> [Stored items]
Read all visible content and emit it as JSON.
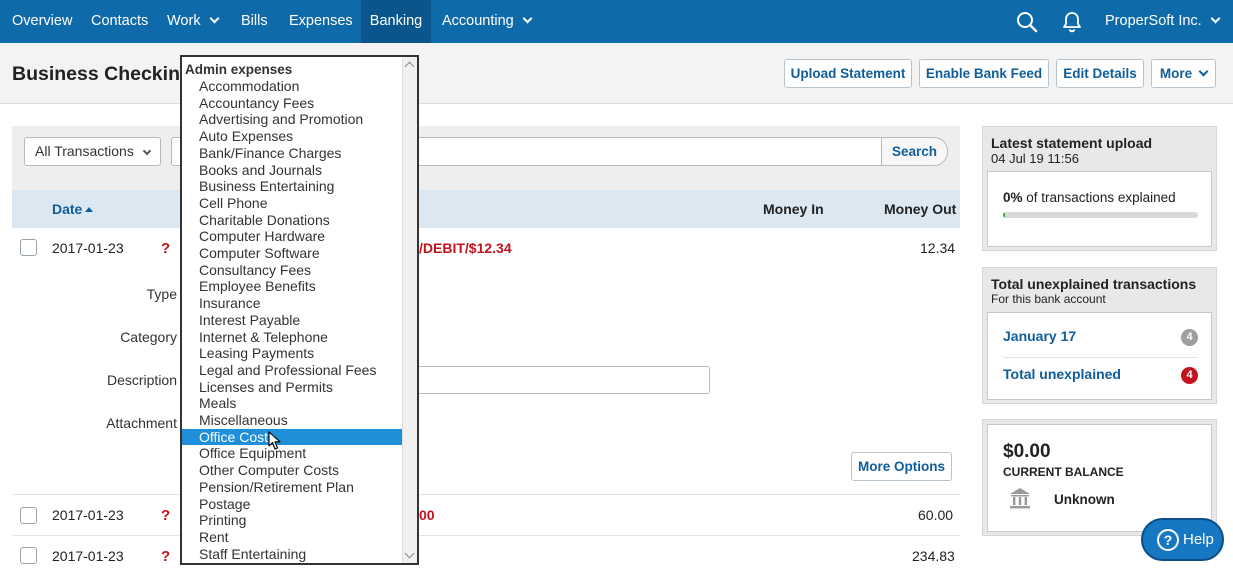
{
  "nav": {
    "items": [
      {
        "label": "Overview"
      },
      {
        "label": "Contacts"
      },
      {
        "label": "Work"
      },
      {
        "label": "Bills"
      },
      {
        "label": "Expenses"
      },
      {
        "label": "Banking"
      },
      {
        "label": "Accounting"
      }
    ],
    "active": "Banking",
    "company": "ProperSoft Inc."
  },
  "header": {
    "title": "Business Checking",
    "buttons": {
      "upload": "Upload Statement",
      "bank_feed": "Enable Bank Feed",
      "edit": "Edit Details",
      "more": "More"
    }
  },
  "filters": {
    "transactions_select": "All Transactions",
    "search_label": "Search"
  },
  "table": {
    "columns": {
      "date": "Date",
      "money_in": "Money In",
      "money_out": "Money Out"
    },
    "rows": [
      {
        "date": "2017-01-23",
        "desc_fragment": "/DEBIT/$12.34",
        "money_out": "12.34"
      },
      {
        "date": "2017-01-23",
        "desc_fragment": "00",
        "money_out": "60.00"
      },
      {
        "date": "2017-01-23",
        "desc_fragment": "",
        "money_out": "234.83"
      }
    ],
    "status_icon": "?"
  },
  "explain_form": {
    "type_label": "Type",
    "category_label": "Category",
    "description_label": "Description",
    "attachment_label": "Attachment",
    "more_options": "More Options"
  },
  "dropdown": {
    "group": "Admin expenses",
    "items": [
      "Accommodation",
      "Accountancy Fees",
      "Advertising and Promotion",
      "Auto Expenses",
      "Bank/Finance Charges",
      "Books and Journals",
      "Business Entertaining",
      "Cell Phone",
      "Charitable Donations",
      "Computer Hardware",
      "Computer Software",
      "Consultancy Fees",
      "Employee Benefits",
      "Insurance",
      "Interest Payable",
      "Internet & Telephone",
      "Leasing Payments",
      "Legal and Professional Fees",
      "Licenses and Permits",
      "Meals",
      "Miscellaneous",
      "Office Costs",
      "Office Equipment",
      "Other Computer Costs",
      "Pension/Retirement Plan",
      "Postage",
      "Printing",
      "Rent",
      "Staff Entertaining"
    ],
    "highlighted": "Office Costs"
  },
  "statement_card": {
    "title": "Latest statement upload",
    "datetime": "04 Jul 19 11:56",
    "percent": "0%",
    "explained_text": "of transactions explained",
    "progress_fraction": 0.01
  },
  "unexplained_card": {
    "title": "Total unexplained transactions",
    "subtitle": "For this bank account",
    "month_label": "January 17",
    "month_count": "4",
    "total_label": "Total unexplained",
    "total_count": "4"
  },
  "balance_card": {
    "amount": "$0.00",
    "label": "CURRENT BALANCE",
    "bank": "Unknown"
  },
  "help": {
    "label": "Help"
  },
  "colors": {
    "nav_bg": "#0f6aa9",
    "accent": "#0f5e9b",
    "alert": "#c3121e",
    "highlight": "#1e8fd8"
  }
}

--

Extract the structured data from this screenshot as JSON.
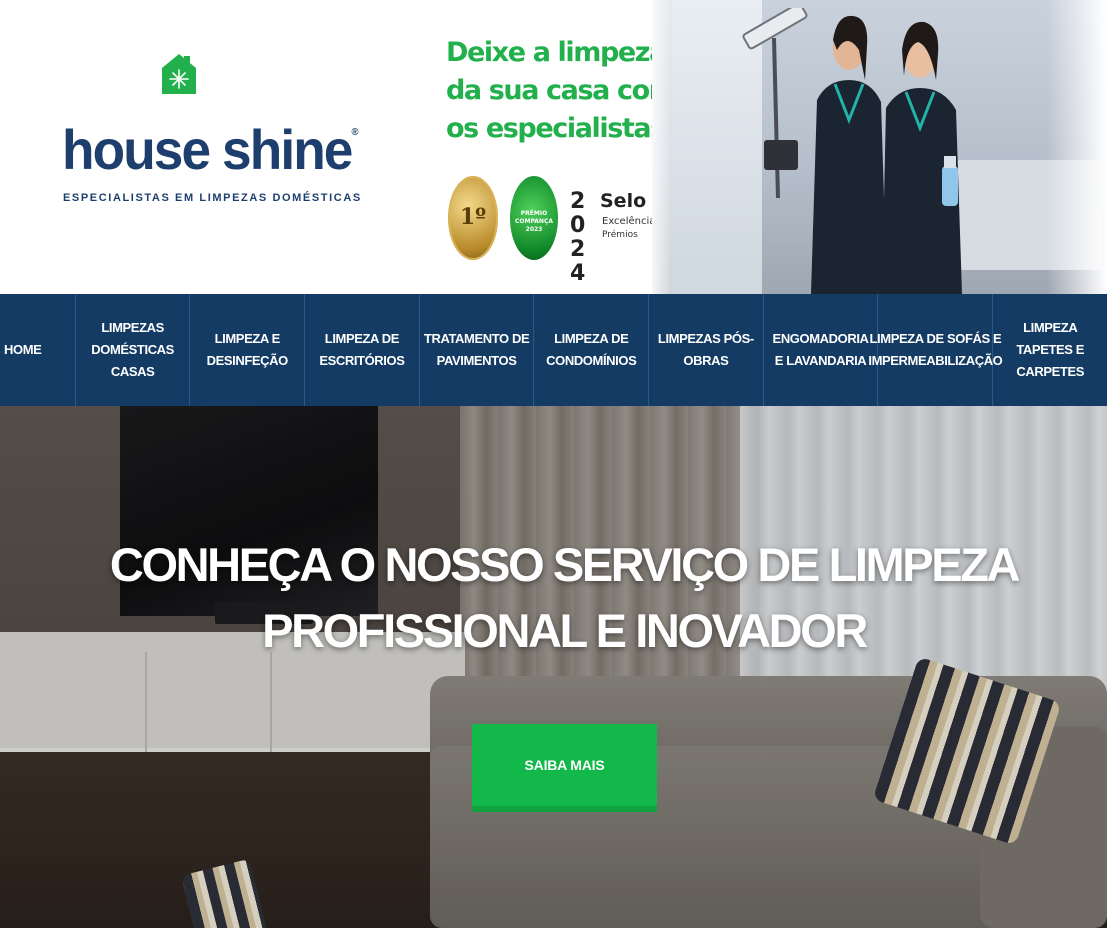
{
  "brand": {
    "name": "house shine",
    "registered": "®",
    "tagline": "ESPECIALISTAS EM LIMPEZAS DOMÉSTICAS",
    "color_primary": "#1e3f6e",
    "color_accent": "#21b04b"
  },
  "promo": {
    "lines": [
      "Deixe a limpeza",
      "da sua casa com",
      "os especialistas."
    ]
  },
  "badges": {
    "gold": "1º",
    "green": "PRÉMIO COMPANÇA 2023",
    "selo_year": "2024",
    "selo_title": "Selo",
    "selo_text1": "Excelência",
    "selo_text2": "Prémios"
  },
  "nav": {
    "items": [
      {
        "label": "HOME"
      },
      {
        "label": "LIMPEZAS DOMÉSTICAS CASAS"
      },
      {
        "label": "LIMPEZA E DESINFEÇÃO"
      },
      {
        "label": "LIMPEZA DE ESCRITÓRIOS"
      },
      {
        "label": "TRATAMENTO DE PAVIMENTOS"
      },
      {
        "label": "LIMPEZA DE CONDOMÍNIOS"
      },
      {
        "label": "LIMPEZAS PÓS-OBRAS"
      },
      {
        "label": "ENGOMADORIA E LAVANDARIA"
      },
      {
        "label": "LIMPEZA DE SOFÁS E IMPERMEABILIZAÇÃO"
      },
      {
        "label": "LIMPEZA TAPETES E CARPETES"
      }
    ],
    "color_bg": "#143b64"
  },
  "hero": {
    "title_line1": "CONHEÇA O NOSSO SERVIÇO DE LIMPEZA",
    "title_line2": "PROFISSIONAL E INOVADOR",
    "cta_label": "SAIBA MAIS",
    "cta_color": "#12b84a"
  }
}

> [Problem statement] Search the entries for the string "this" and collect each line that has it.

> [Finished task]
    "subtitle": "For this bank account",
Extract the structured data from this screenshot as JSON.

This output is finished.